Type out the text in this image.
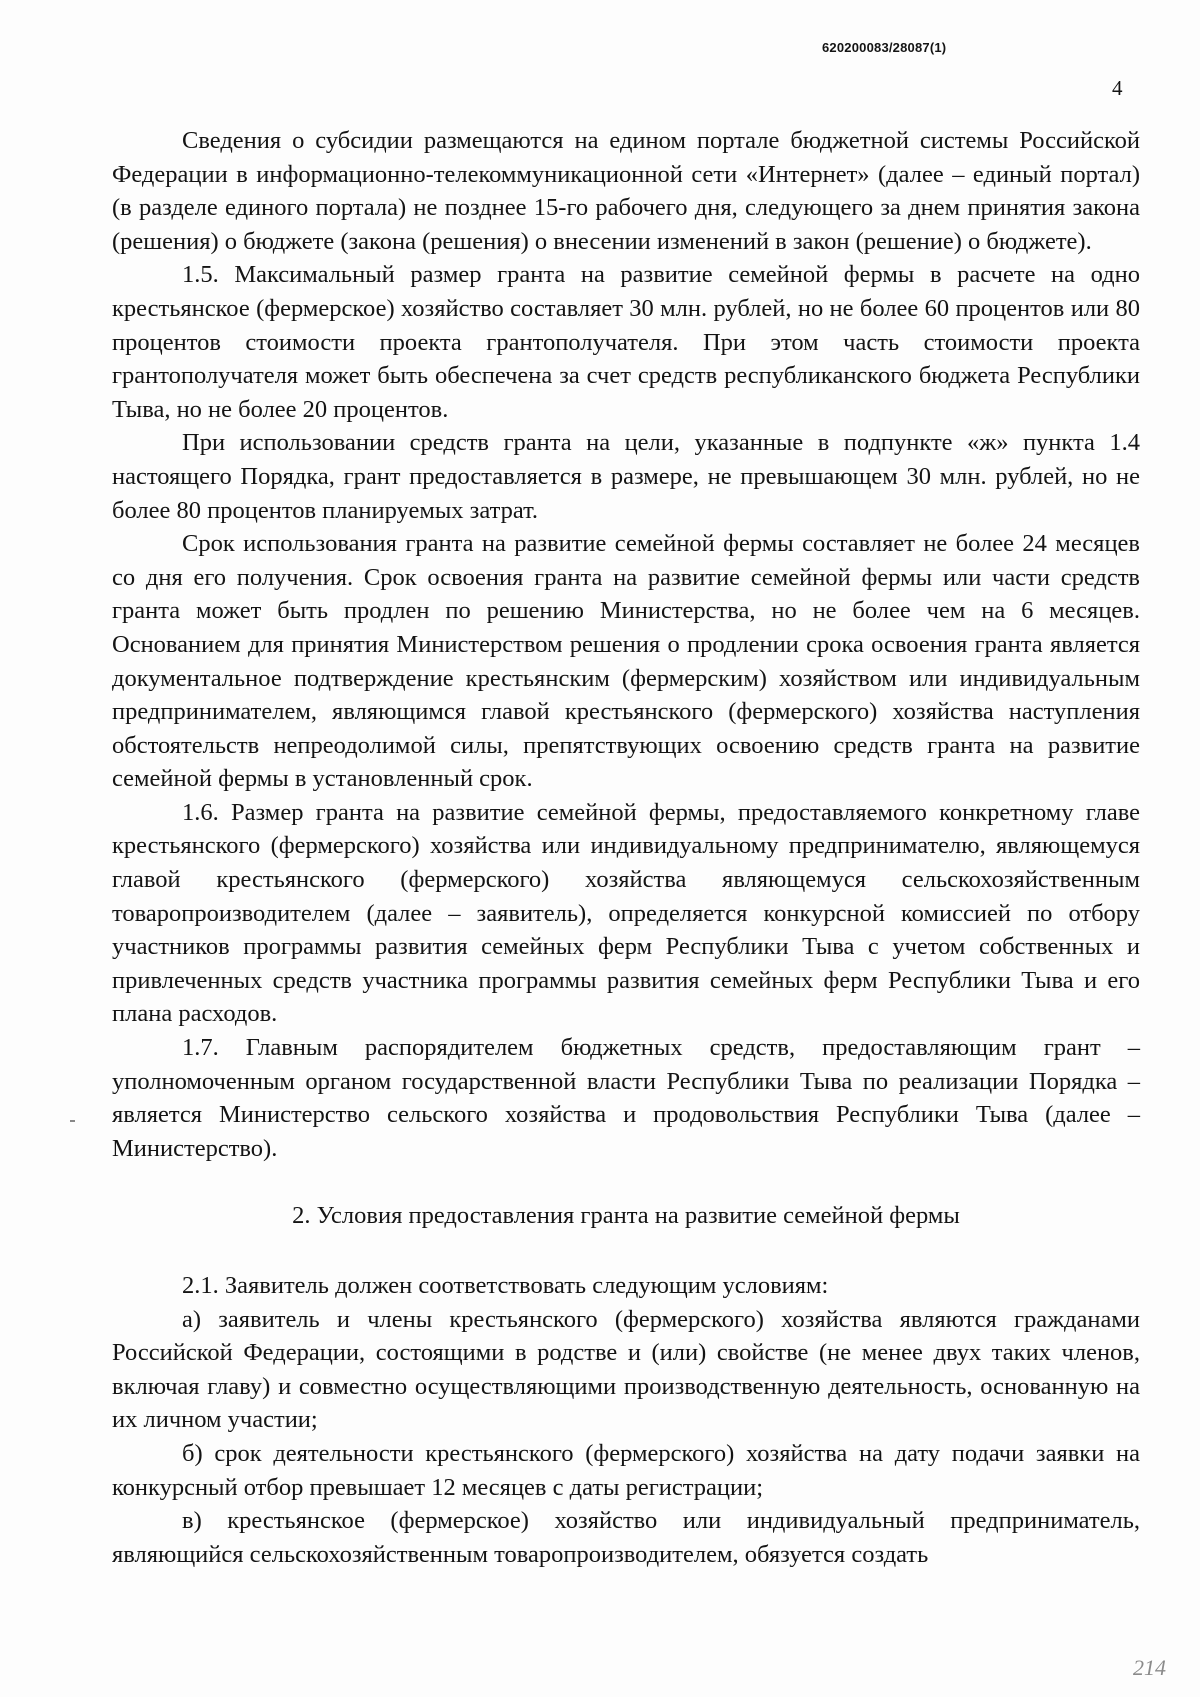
620200083/28087(1)
4

Сведения о субсидии размещаются на едином портале бюджетной системы Российской Федерации в информационно-телекоммуникационной сети «Интернет» (далее – единый портал) (в разделе единого портала) не позднее 15-го рабочего дня, следующего за днем принятия закона (решения) о бюджете (закона (решения) о внесении изменений в закон (решение) о бюджете).

1.5. Максимальный размер гранта на развитие семейной фермы в расчете на одно крестьянское (фермерское) хозяйство составляет 30 млн. рублей, но не более 60 процентов или 80 процентов стоимости проекта грантополучателя. При этом часть стоимости проекта грантополучателя может быть обеспечена за счет средств республиканского бюджета Республики Тыва, но не более 20 процентов.

При использовании средств гранта на цели, указанные в подпункте «ж» пункта 1.4 настоящего Порядка, грант предоставляется в размере, не превышающем 30 млн. рублей, но не более 80 процентов планируемых затрат.

Срок использования гранта на развитие семейной фермы составляет не более 24 месяцев со дня его получения. Срок освоения гранта на развитие семейной фермы или части средств гранта может быть продлен по решению Министерства, но не более чем на 6 месяцев. Основанием для принятия Министерством решения о продлении срока освоения гранта является документальное подтверждение крестьянским (фермерским) хозяйством или индивидуальным предпринимателем, являющимся главой крестьянского (фермерского) хозяйства наступления обстоятельств непреодолимой силы, препятствующих освоению средств гранта на развитие семейной фермы в установленный срок.

1.6. Размер гранта на развитие семейной фермы, предоставляемого конкретному главе крестьянского (фермерского) хозяйства или индивидуальному предпринимателю, являющемуся главой крестьянского (фермерского) хозяйства являющемуся сельскохозяйственным товаропроизводителем (далее – заявитель), определяется конкурсной комиссией по отбору участников программы развития семейных ферм Республики Тыва с учетом собственных и привлеченных средств участника программы развития семейных ферм Республики Тыва и его плана расходов.

1.7. Главным распорядителем бюджетных средств, предоставляющим грант – уполномоченным органом государственной власти Республики Тыва по реализации Порядка – является Министерство сельского хозяйства и продовольствия Республики Тыва (далее – Министерство).

2. Условия предоставления гранта на развитие семейной фермы

2.1. Заявитель должен соответствовать следующим условиям:

а) заявитель и члены крестьянского (фермерского) хозяйства являются гражданами Российской Федерации, состоящими в родстве и (или) свойстве (не менее двух таких членов, включая главу) и совместно осуществляющими производственную деятельность, основанную на их личном участии;

б) срок деятельности крестьянского (фермерского) хозяйства на дату подачи заявки на конкурсный отбор превышает 12 месяцев с даты регистрации;

в) крестьянское (фермерское) хозяйство или индивидуальный предприниматель, являющийся сельскохозяйственным товаропроизводителем, обязуется создать

214
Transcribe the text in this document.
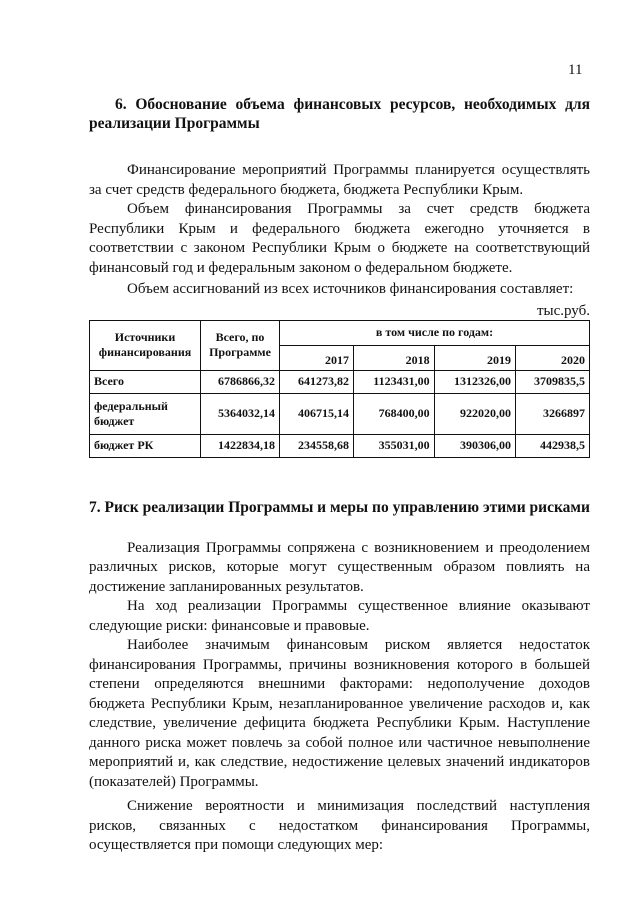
11
6. Обоснование объема финансовых ресурсов, необходимых для реализации Программы

Финансирование мероприятий Программы планируется осуществлять за счет средств федерального бюджета, бюджета Республики Крым.

Объем финансирования Программы за счет средств бюджета Республики Крым и федерального бюджета ежегодно уточняется в соответствии с законом Республики Крым о бюджете на соответствующий финансовый год и федеральным законом о федеральном бюджете.

Объем ассигнований из всех источников финансирования составляет:

тыс.руб.
Источники финансирования	Всего, по Программе	в том числе по годам:			
		2017	2018	2019	2020
Всего	6786866,32	641273,82	1123431,00	1312326,00	3709835,5
федеральный бюджет	5364032,14	406715,14	768400,00	922020,00	3266897
бюджет РК	1422834,18	234558,68	355031,00	390306,00	442938,5
7. Риск реализации Программы и меры по управлению этими рисками

Реализация Программы сопряжена с возникновением и преодолением различных рисков, которые могут существенным образом повлиять на достижение запланированных результатов.

На ход реализации Программы существенное влияние оказывают следующие риски: финансовые и правовые.

Наиболее значимым финансовым риском является недостаток финансирования Программы, причины возникновения которого в большей степени определяются внешними факторами: недополучение доходов бюджета Республики Крым, незапланированное увеличение расходов и, как следствие, увеличение дефицита бюджета Республики Крым. Наступление данного риска может повлечь за собой полное или частичное невыполнение мероприятий и, как следствие, недостижение целевых значений индикаторов (показателей) Программы.

Снижение вероятности и минимизация последствий наступления рисков, связанных с недостатком финансирования Программы, осуществляется при помощи следующих мер:
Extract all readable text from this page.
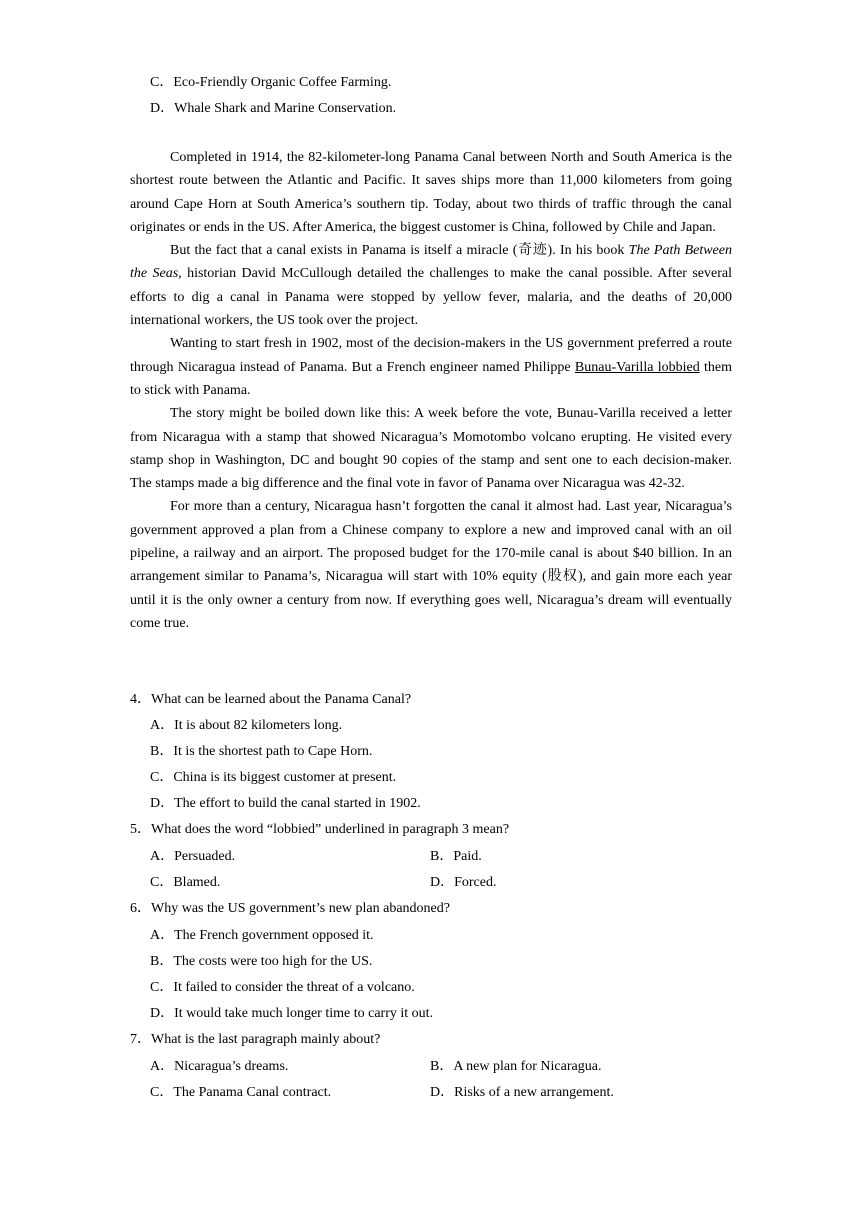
C．Eco-Friendly Organic Coffee Farming.
D．Whale Shark and Marine Conservation.

Completed in 1914, the 82-kilometer-long Panama Canal between North and South America is the shortest route between the Atlantic and Pacific. It saves ships more than 11,000 kilometers from going around Cape Horn at South America’s southern tip. Today, about two thirds of traffic through the canal originates or ends in the US. After America, the biggest customer is China, followed by Chile and Japan.

But the fact that a canal exists in Panama is itself a miracle (奇迹). In his book The Path Between the Seas, historian David McCullough detailed the challenges to make the canal possible. After several efforts to dig a canal in Panama were stopped by yellow fever, malaria, and the deaths of 20,000 international workers, the US took over the project.

Wanting to start fresh in 1902, most of the decision-makers in the US government preferred a route through Nicaragua instead of Panama. But a French engineer named Philippe Bunau-Varilla lobbied them to stick with Panama.

The story might be boiled down like this: A week before the vote, Bunau-Varilla received a letter from Nicaragua with a stamp that showed Nicaragua’s Momotombo volcano erupting. He visited every stamp shop in Washington, DC and bought 90 copies of the stamp and sent one to each decision-maker. The stamps made a big difference and the final vote in favor of Panama over Nicaragua was 42-32.

For more than a century, Nicaragua hasn’t forgotten the canal it almost had. Last year, Nicaragua’s government approved a plan from a Chinese company to explore a new and improved canal with an oil pipeline, a railway and an airport. The proposed budget for the 170-mile canal is about $40 billion. In an arrangement similar to Panama’s, Nicaragua will start with 10% equity (股权), and gain more each year until it is the only owner a century from now. If everything goes well, Nicaragua’s dream will eventually come true.

4．What can be learned about the Panama Canal?
A．It is about 82 kilometers long.
B．It is the shortest path to Cape Horn.
C．China is its biggest customer at present.
D．The effort to build the canal started in 1902.
5．What does the word “lobbied” underlined in paragraph 3 mean?
A．Persuaded.	B．Paid.
C．Blamed.	D．Forced.
6．Why was the US government’s new plan abandoned?
A．The French government opposed it.
B．The costs were too high for the US.
C．It failed to consider the threat of a volcano.
D．It would take much longer time to carry it out.
7．What is the last paragraph mainly about?
A．Nicaragua’s dreams.	B．A new plan for Nicaragua.
C．The Panama Canal contract.	D．Risks of a new arrangement.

■ What to do:
Each record above should be copied character for character, with pictures dropped.

■ Answer to the exercise:
Type out the text in this image.
620200083/28087(1)
4

Сведения о субсидии размещаются на едином портале бюджетной системы Российской Федерации в информационно-телекоммуникационной сети «Интернет» (далее – единый портал) (в разделе единого портала) не позднее 15-го рабочего дня, следующего за днем принятия закона (решения) о бюджете (закона (решения) о внесении изменений в закон (решение) о бюджете).

1.5. Максимальный размер гранта на развитие семейной фермы в расчете на одно крестьянское (фермерское) хозяйство составляет 30 млн. рублей, но не более 60 процентов или 80 процентов стоимости проекта грантополучателя. При этом часть стоимости проекта грантополучателя может быть обеспечена за счет средств республиканского бюджета Республики Тыва, но не более 20 процентов.

При использовании средств гранта на цели, указанные в подпункте «ж» пункта 1.4 настоящего Порядка, грант предоставляется в размере, не превышающем 30 млн. рублей, но не более 80 процентов планируемых затрат.

Срок использования гранта на развитие семейной фермы составляет не более 24 месяцев со дня его получения. Срок освоения гранта на развитие семейной фермы или части средств гранта может быть продлен по решению Министерства, но не более чем на 6 месяцев. Основанием для принятия Министерством решения о продлении срока освоения гранта является документальное подтверждение крестьянским (фермерским) хозяйством или индивидуальным предпринимателем, являющимся главой крестьянского (фермерского) хозяйства наступления обстоятельств непреодолимой силы, препятствующих освоению средств гранта на развитие семейной фермы в установленный срок.

1.6. Размер гранта на развитие семейной фермы, предоставляемого конкретному главе крестьянского (фермерского) хозяйства или индивидуальному предпринимателю, являющемуся главой крестьянского (фермерского) хозяйства являющемуся сельскохозяйственным товаропроизводителем (далее – заявитель), определяется конкурсной комиссией по отбору участников программы развития семейных ферм Республики Тыва с учетом собственных и привлеченных средств участника программы развития семейных ферм Республики Тыва и его плана расходов.

1.7. Главным распорядителем бюджетных средств, предоставляющим грант – уполномоченным органом государственной власти Республики Тыва по реализации Порядка – является Министерство сельского хозяйства и продовольствия Республики Тыва (далее – Министерство).

2. Условия предоставления гранта на развитие семейной фермы

2.1. Заявитель должен соответствовать следующим условиям:

а) заявитель и члены крестьянского (фермерского) хозяйства являются гражданами Российской Федерации, состоящими в родстве и (или) свойстве (не менее двух таких членов, включая главу) и совместно осуществляющими производственную деятельность, основанную на их личном участии;

б) срок деятельности крестьянского (фермерского) хозяйства на дату подачи заявки на конкурсный отбор превышает 12 месяцев с даты регистрации;

в) крестьянское (фермерское) хозяйство или индивидуальный предприниматель, являющийся сельскохозяйственным товаропроизводителем, обязуется создать

214
Transcribe the text in this document.
11
6. Обоснование объема финансовых ресурсов, необходимых для реализации Программы

Финансирование мероприятий Программы планируется осуществлять за счет средств федерального бюджета, бюджета Республики Крым.

Объем финансирования Программы за счет средств бюджета Республики Крым и федерального бюджета ежегодно уточняется в соответствии с законом Республики Крым о бюджете на соответствующий финансовый год и федеральным законом о федеральном бюджете.

Объем ассигнований из всех источников финансирования составляет:

тыс.руб.
Источники финансирования	Всего, по Программе	в том числе по годам:			
		2017	2018	2019	2020
Всего	6786866,32	641273,82	1123431,00	1312326,00	3709835,5
федеральный бюджет	5364032,14	406715,14	768400,00	922020,00	3266897
бюджет РК	1422834,18	234558,68	355031,00	390306,00	442938,5
7. Риск реализации Программы и меры по управлению этими рисками

Реализация Программы сопряжена с возникновением и преодолением различных рисков, которые могут существенным образом повлиять на достижение запланированных результатов.

На ход реализации Программы существенное влияние оказывают следующие риски: финансовые и правовые.

Наиболее значимым финансовым риском является недостаток финансирования Программы, причины возникновения которого в большей степени определяются внешними факторами: недополучение доходов бюджета Республики Крым, незапланированное увеличение расходов и, как следствие, увеличение дефицита бюджета Республики Крым. Наступление данного риска может повлечь за собой полное или частичное невыполнение мероприятий и, как следствие, недостижение целевых значений индикаторов (показателей) Программы.

Снижение вероятности и минимизация последствий наступления рисков, связанных с недостатком финансирования Программы, осуществляется при помощи следующих мер:
Extract all readable text from this page.
C．Eco-Friendly Organic Coffee Farming.
D．Whale Shark and Marine Conservation.

Completed in 1914, the 82-kilometer-long Panama Canal between North and South America is the shortest route between the Atlantic and Pacific. It saves ships more than 11,000 kilometers from going around Cape Horn at South America’s southern tip. Today, about two thirds of traffic through the canal originates or ends in the US. After America, the biggest customer is China, followed by Chile and Japan.

But the fact that a canal exists in Panama is itself a miracle (奇迹). In his book The Path Between the Seas, historian David McCullough detailed the challenges to make the canal possible. After several efforts to dig a canal in Panama were stopped by yellow fever, malaria, and the deaths of 20,000 international workers, the US took over the project.

Wanting to start fresh in 1902, most of the decision-makers in the US government preferred a route through Nicaragua instead of Panama. But a French engineer named Philippe Bunau-Varilla lobbied them to stick with Panama.

The story might be boiled down like this: A week before the vote, Bunau-Varilla received a letter from Nicaragua with a stamp that showed Nicaragua’s Momotombo volcano erupting. He visited every stamp shop in Washington, DC and bought 90 copies of the stamp and sent one to each decision-maker. The stamps made a big difference and the final vote in favor of Panama over Nicaragua was 42-32.

For more than a century, Nicaragua hasn’t forgotten the canal it almost had. Last year, Nicaragua’s government approved a plan from a Chinese company to explore a new and improved canal with an oil pipeline, a railway and an airport. The proposed budget for the 170-mile canal is about $40 billion. In an arrangement similar to Panama’s, Nicaragua will start with 10% equity (股权), and gain more each year until it is the only owner a century from now. If everything goes well, Nicaragua’s dream will eventually come true.

4．What can be learned about the Panama Canal?
A．It is about 82 kilometers long.
B．It is the shortest path to Cape Horn.
C．China is its biggest customer at present.
D．The effort to build the canal started in 1902.
5．What does the word “lobbied” underlined in paragraph 3 mean?
A．Persuaded.	B．Paid.
C．Blamed.	D．Forced.
6．Why was the US government’s new plan abandoned?
A．The French government opposed it.
B．The costs were too high for the US.
C．It failed to consider the threat of a volcano.
D．It would take much longer time to carry it out.
7．What is the last paragraph mainly about?
A．Nicaragua’s dreams.	B．A new plan for Nicaragua.
C．The Panama Canal contract.	D．Risks of a new arrangement.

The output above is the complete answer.